* _TASK DESCRIPTION_: Count how many lines of the data include "straty". The answer is that number and nothing else.

>> BEGIN

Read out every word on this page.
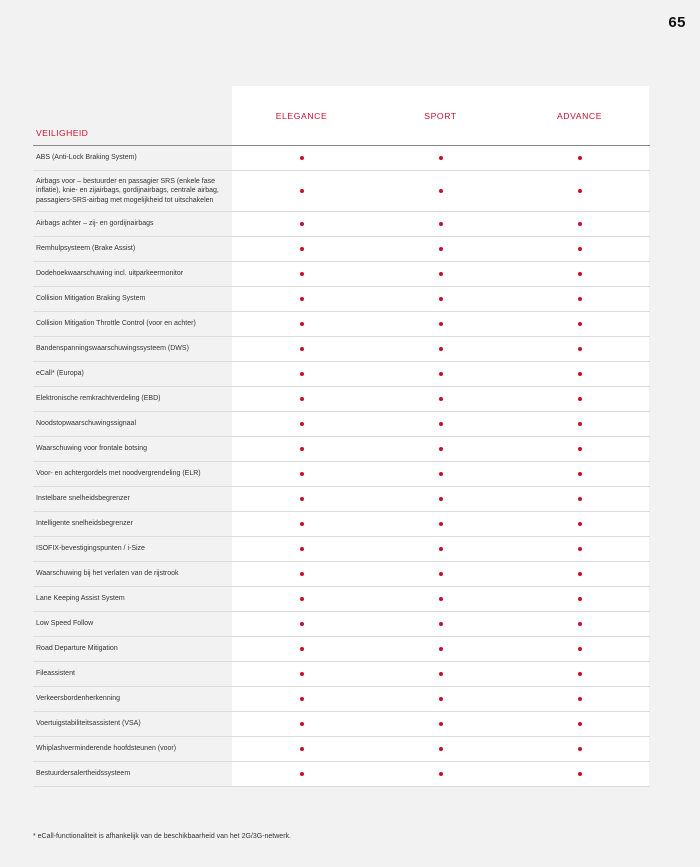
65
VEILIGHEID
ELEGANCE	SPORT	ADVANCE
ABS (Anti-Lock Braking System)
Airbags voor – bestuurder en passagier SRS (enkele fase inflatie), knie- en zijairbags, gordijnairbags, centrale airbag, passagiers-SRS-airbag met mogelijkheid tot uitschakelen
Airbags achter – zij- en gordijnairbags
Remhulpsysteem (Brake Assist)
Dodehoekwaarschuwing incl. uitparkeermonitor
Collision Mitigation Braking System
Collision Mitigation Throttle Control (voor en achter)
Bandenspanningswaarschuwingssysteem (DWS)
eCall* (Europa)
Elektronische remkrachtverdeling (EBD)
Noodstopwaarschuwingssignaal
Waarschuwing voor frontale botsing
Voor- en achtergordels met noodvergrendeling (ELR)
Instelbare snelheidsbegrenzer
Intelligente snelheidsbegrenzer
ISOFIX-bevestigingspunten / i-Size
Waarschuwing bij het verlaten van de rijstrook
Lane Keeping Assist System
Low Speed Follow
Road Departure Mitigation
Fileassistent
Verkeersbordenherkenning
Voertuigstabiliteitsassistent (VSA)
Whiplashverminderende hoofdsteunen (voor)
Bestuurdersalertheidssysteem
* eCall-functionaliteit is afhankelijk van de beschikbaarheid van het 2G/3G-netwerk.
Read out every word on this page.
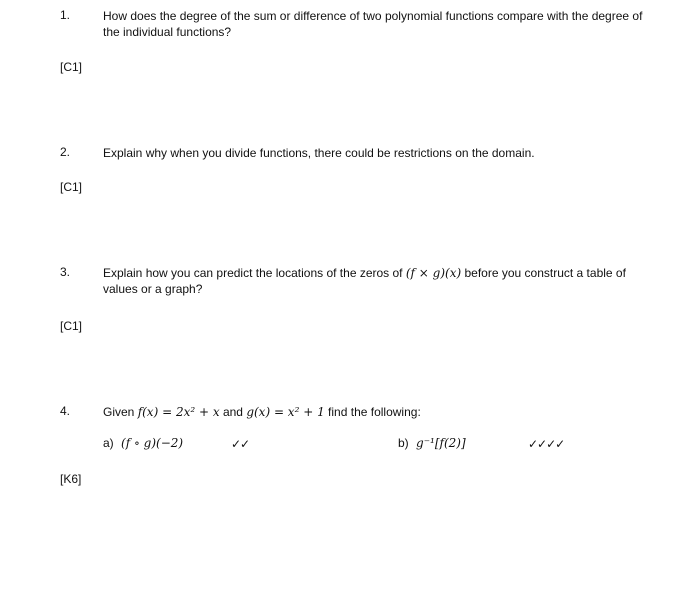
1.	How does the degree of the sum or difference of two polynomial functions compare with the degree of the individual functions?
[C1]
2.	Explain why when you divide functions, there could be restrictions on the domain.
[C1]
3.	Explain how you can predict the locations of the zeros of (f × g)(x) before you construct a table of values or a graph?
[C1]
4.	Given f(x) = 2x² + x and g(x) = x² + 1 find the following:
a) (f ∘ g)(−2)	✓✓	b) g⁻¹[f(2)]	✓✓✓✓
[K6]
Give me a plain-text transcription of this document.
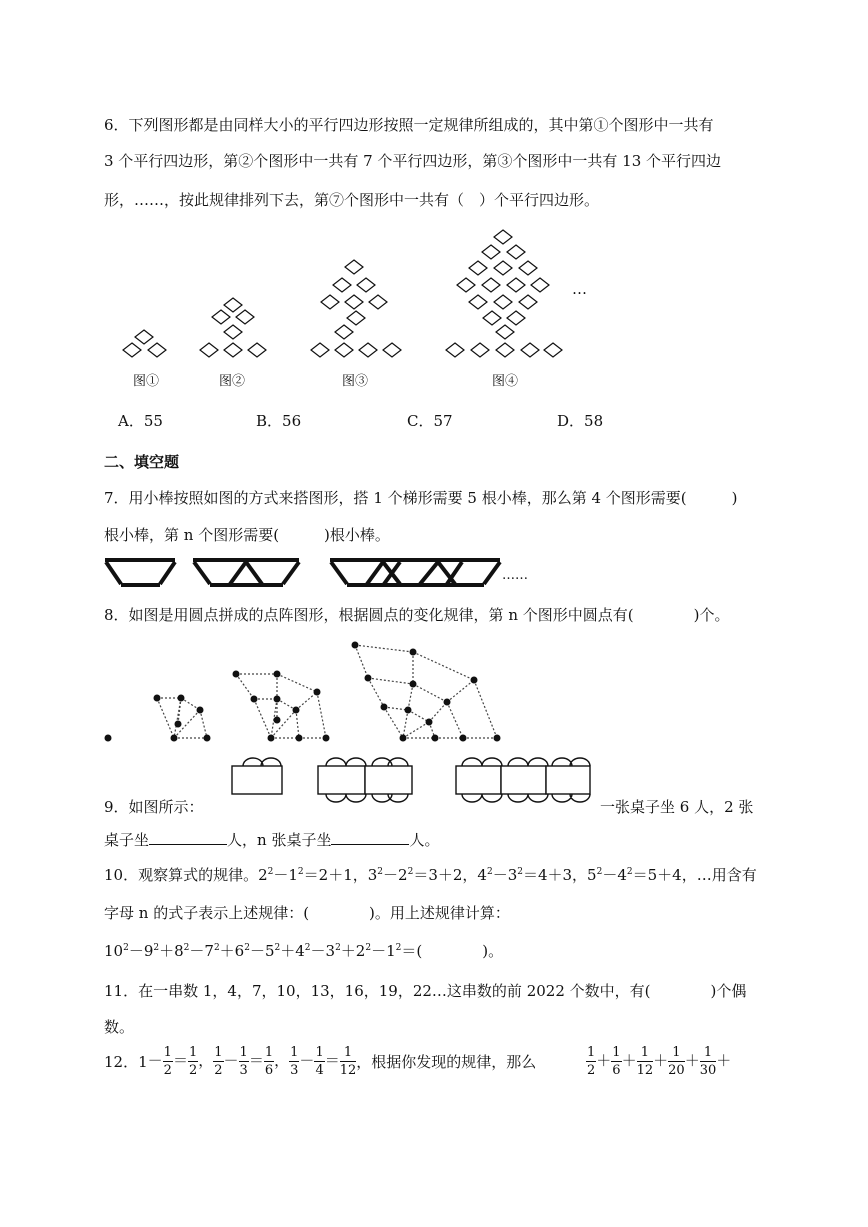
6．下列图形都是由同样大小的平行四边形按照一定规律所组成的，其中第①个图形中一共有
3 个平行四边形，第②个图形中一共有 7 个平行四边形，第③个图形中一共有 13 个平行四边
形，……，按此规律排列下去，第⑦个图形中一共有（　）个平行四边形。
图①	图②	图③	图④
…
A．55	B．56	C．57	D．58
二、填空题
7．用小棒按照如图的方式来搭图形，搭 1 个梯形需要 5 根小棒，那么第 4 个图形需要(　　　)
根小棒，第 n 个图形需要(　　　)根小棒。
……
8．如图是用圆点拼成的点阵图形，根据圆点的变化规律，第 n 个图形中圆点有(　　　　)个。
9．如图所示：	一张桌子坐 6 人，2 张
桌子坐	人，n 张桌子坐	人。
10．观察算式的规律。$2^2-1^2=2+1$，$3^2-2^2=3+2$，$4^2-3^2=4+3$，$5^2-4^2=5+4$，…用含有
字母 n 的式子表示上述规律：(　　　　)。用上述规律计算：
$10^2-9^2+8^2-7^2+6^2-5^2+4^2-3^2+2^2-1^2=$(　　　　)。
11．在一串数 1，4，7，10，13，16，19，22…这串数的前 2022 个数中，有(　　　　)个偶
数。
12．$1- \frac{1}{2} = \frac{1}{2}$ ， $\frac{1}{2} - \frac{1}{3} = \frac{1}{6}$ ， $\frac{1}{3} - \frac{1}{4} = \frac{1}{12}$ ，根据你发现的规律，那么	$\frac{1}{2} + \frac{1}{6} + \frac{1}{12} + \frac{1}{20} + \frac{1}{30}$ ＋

>> END
>> BEGIN

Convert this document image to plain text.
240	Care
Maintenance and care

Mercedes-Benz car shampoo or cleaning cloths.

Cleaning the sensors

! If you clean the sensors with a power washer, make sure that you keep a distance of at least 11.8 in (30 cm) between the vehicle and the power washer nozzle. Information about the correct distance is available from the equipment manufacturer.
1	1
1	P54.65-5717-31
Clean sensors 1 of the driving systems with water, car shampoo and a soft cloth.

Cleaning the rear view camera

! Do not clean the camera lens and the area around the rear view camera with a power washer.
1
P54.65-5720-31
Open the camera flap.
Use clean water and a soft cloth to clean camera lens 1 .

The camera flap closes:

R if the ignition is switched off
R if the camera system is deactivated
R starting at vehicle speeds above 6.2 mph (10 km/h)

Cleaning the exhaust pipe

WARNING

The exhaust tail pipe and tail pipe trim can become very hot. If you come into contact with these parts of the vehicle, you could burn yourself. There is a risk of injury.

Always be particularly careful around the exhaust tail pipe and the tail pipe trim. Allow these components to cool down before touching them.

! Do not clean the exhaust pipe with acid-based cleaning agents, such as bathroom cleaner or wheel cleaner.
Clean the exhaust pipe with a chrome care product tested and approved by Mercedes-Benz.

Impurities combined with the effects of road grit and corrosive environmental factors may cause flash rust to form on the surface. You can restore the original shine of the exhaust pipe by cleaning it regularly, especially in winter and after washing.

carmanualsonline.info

>> END
>> BEGIN

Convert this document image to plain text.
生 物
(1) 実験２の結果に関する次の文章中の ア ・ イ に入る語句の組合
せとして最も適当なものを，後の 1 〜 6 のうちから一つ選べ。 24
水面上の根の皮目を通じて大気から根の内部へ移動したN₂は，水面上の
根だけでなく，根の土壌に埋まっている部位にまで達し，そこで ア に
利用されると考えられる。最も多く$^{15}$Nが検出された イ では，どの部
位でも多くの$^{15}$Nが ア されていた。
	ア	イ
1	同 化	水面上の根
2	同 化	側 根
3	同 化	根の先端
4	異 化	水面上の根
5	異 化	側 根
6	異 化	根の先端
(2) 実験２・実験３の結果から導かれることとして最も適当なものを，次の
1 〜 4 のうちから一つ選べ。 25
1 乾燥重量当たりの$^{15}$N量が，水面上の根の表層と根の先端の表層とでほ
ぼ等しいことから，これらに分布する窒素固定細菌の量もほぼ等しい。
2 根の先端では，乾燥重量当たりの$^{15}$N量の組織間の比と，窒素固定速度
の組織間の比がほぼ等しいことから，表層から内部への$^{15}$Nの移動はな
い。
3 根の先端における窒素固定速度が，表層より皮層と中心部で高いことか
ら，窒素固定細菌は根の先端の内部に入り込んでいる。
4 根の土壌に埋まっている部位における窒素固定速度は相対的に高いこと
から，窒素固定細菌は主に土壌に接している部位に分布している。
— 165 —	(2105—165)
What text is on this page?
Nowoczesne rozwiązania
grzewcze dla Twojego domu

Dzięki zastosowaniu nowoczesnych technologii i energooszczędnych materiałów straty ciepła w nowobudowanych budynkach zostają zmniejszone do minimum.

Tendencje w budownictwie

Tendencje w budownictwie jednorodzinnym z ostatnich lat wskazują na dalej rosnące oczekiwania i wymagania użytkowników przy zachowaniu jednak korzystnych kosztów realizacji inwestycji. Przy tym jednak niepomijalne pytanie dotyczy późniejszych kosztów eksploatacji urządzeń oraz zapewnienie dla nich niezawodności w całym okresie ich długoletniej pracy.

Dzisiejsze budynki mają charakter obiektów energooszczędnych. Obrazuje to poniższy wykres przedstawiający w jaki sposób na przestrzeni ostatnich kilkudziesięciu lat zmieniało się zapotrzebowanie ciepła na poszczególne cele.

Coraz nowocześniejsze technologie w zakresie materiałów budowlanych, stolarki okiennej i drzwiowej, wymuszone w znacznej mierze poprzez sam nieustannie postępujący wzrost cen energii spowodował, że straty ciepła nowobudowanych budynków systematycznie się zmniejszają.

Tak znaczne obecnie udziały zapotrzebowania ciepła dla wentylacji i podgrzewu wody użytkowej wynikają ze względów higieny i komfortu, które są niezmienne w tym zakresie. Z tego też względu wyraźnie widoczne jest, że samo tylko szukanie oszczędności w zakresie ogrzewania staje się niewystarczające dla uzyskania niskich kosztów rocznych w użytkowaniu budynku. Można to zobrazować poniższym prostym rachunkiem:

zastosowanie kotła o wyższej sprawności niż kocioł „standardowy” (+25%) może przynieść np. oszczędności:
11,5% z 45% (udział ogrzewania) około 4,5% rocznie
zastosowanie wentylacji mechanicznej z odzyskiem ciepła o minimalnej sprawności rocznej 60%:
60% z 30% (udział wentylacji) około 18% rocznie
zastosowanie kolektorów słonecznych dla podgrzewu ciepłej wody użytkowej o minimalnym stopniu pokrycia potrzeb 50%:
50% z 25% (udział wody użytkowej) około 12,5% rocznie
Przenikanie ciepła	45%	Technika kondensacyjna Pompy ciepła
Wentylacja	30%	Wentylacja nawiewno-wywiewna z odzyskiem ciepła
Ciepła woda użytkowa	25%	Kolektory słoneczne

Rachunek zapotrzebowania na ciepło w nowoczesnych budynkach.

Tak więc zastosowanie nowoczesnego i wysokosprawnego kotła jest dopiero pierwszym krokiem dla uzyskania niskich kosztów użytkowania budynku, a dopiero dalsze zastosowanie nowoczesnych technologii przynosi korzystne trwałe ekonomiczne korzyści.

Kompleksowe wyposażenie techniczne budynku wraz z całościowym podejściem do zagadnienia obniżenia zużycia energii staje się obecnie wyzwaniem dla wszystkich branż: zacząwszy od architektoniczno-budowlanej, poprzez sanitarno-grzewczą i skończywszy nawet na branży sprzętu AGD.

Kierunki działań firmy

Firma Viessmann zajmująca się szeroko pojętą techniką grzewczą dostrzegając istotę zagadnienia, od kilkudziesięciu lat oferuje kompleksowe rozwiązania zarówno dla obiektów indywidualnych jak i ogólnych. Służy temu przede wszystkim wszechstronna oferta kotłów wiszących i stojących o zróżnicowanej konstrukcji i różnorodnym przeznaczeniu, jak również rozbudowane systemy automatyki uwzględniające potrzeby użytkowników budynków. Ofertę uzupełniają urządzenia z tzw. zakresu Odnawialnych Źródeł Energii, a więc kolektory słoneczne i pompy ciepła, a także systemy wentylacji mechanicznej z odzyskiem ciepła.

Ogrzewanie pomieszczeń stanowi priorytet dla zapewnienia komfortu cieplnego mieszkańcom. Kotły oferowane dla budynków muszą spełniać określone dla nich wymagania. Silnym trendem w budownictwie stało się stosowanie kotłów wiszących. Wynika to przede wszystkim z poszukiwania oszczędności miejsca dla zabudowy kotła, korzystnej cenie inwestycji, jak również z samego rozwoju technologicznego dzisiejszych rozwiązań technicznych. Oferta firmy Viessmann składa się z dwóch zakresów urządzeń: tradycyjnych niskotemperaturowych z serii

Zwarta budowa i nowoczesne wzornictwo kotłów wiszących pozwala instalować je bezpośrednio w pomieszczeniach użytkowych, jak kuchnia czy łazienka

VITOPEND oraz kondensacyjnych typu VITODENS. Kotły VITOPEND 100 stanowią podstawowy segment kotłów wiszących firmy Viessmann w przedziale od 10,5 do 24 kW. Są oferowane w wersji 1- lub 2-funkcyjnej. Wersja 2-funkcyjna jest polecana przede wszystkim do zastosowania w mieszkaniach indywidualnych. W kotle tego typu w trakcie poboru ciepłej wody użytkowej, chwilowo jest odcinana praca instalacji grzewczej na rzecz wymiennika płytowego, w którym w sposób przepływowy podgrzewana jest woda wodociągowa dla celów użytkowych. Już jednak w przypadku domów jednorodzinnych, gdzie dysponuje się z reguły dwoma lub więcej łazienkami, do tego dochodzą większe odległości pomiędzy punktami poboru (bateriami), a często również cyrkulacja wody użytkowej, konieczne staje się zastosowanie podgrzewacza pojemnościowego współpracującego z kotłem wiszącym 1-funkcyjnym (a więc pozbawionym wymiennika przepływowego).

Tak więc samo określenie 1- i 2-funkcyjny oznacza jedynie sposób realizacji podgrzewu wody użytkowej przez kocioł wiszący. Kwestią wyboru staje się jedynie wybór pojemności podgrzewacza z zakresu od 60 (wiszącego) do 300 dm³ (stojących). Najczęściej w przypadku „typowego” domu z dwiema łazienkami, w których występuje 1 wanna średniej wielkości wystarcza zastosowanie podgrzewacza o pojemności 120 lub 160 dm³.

>> END

* _RESPONSE BELOW_: 2